Gather all lines from the material that contain "deployment".

RECORD EXCERPTS:
▼
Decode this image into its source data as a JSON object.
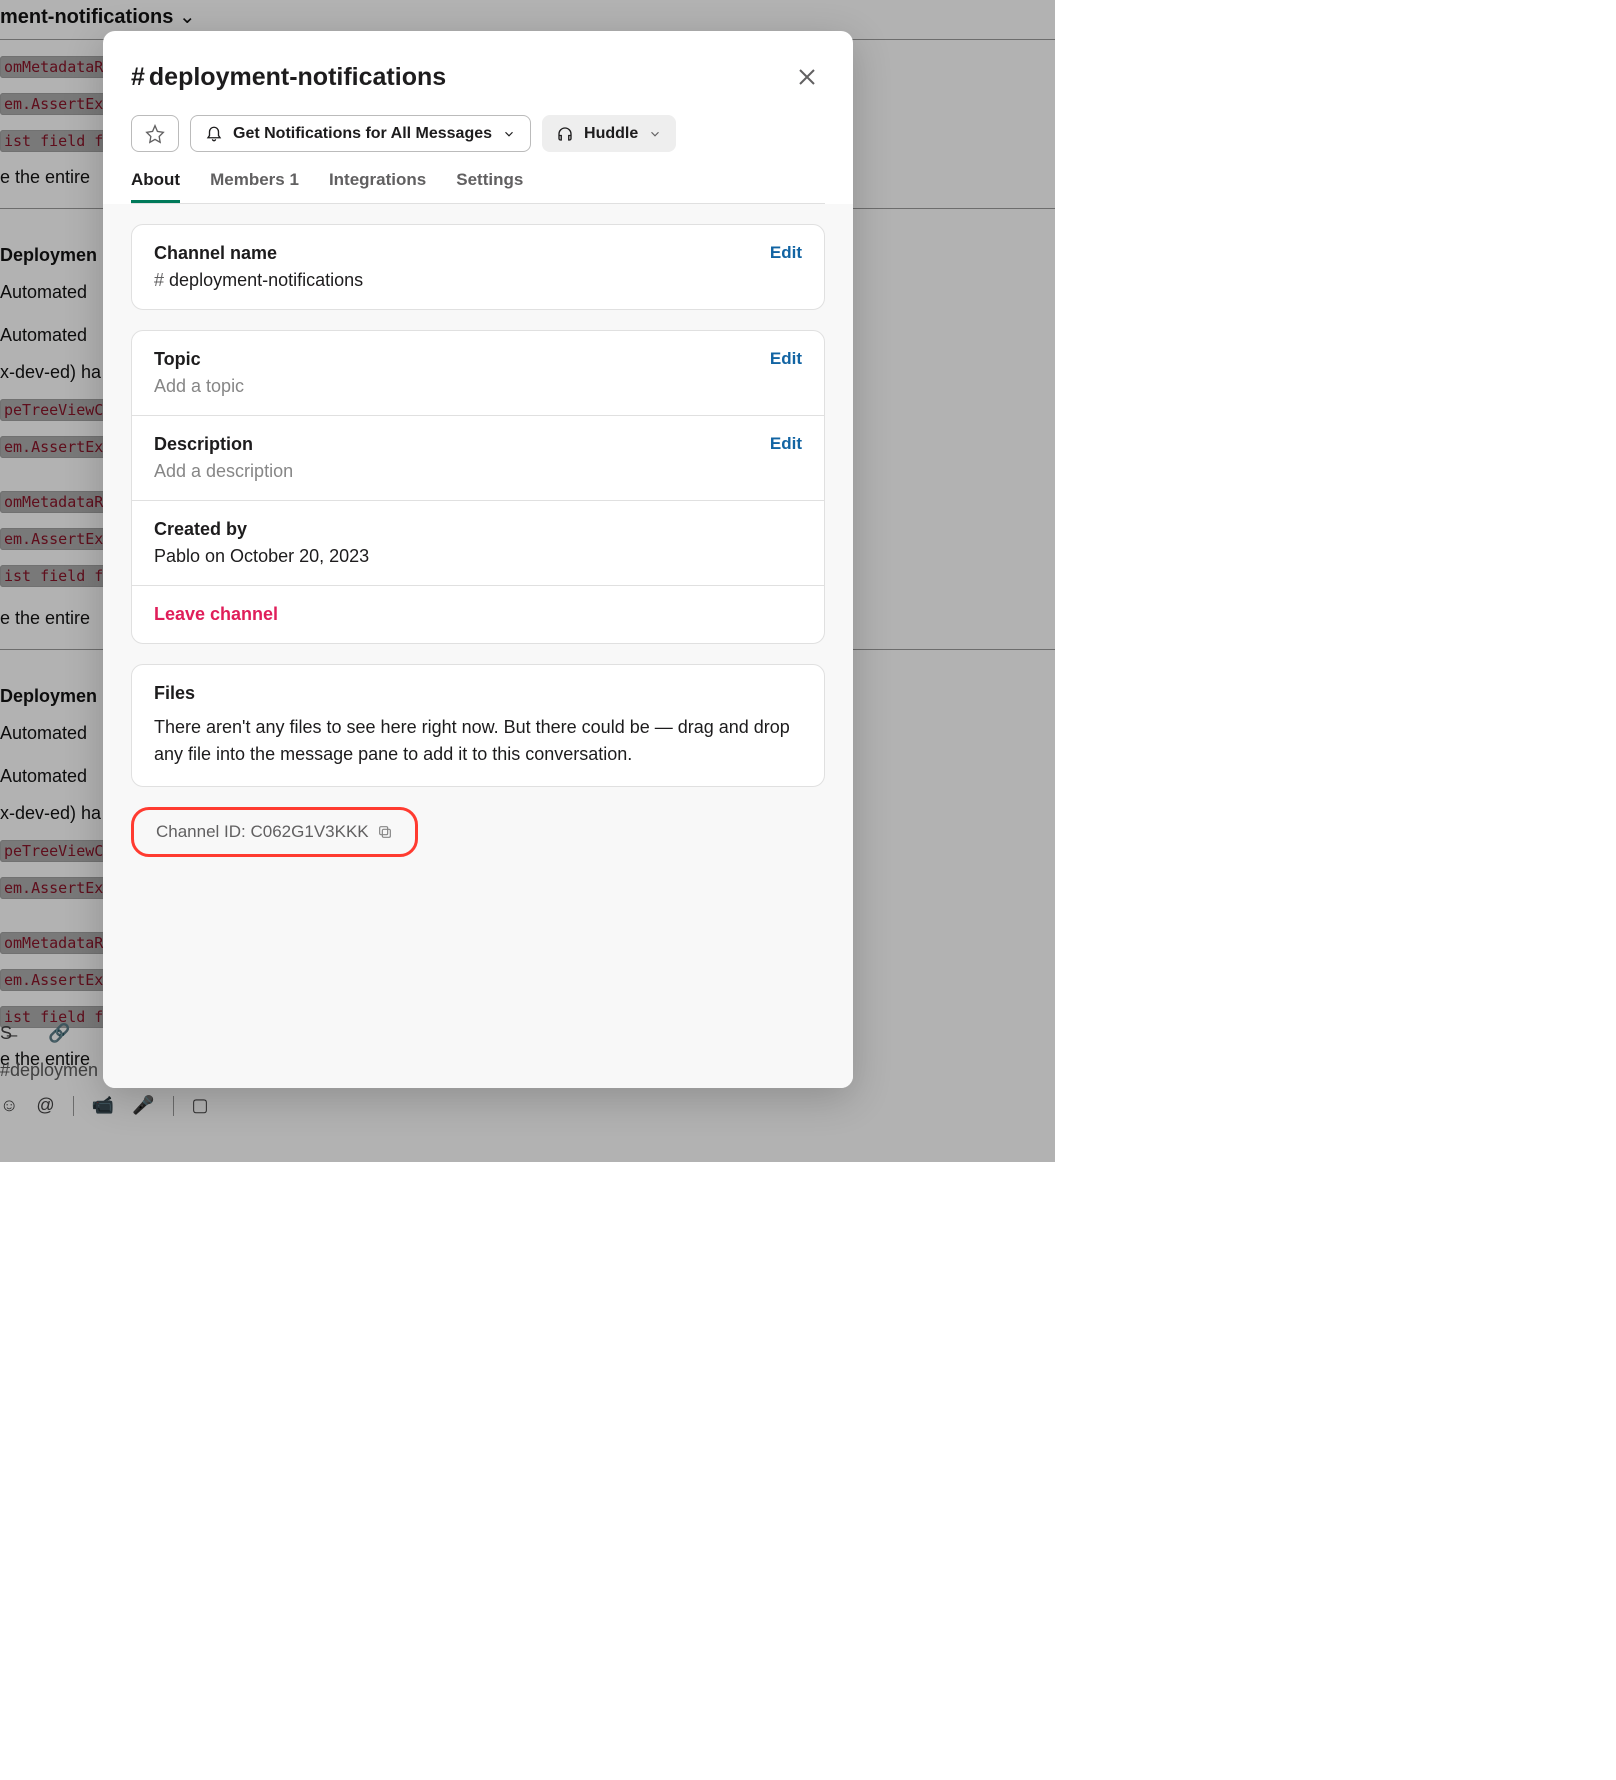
{
  "background": {
    "header": "ment-notifications",
    "code1": "omMetadataR",
    "code2": "em.AssertExc",
    "code3": "ist field f",
    "text_entire": "e the entire",
    "section_title": "Deploymen",
    "automated": "Automated ",
    "devtext": "x-dev-ed) ha",
    "code4": "peTreeViewC",
    "composer_placeholder": "#deploymen"
  },
  "modal": {
    "title": "deployment-notifications",
    "star_label": "Star",
    "notifications_label": "Get Notifications for All Messages",
    "huddle_label": "Huddle",
    "tabs": {
      "about": "About",
      "members": "Members",
      "members_count": "1",
      "integrations": "Integrations",
      "settings": "Settings"
    },
    "edit_label": "Edit",
    "channel_name": {
      "label": "Channel name",
      "value": "deployment-notifications"
    },
    "topic": {
      "label": "Topic",
      "placeholder": "Add a topic"
    },
    "description": {
      "label": "Description",
      "placeholder": "Add a description"
    },
    "created_by": {
      "label": "Created by",
      "value": "Pablo on October 20, 2023"
    },
    "leave_label": "Leave channel",
    "files": {
      "label": "Files",
      "text": "There aren't any files to see here right now. But there could be — drag and drop any file into the message pane to add it to this conversation."
    },
    "channel_id": {
      "label": "Channel ID: ",
      "value": "C062G1V3KKK"
    }
  }
}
▲
THE RESPONSE:
    "title": "deployment-notifications",
      "value": "deployment-notifications"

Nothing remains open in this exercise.